-- Start Supplied material --
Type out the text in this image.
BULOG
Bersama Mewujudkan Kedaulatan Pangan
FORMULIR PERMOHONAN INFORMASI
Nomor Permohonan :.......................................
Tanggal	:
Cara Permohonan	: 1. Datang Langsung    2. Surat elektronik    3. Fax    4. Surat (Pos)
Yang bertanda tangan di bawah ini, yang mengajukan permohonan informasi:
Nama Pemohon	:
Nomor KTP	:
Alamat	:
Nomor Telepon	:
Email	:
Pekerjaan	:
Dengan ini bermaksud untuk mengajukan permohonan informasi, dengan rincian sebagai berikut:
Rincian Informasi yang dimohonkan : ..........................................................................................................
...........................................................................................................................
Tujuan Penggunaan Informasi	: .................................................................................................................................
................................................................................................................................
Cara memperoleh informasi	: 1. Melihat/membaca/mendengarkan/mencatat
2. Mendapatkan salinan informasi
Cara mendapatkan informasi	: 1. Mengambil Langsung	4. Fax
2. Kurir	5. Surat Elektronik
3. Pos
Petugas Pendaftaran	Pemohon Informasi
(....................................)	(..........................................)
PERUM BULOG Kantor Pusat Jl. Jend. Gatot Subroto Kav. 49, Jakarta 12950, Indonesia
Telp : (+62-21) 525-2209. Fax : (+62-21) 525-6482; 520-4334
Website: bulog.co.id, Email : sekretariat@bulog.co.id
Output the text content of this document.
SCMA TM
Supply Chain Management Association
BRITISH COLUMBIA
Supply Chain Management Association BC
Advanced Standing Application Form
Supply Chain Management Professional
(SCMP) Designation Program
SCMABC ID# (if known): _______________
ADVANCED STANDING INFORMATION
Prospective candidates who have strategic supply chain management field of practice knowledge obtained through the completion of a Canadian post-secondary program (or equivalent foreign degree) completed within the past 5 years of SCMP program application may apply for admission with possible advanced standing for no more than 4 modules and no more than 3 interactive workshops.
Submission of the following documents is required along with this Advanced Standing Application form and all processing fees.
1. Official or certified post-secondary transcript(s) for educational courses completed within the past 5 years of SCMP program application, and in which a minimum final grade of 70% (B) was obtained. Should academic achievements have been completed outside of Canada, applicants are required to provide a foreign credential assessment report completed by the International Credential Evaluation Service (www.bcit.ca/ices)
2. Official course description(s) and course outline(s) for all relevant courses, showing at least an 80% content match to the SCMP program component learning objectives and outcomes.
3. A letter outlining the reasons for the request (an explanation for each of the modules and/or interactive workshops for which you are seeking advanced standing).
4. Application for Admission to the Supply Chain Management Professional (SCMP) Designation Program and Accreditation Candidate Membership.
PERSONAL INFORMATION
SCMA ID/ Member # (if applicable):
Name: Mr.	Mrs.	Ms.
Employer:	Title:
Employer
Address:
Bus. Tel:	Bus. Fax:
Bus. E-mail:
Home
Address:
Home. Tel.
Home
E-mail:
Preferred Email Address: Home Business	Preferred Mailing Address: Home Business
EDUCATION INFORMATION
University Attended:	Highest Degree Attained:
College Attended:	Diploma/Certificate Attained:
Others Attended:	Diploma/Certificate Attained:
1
-- End Supplied material --
Task to complete: Count the lines of the listing above that include the word "Attended" and state the total with nothing else.

Written solution: 3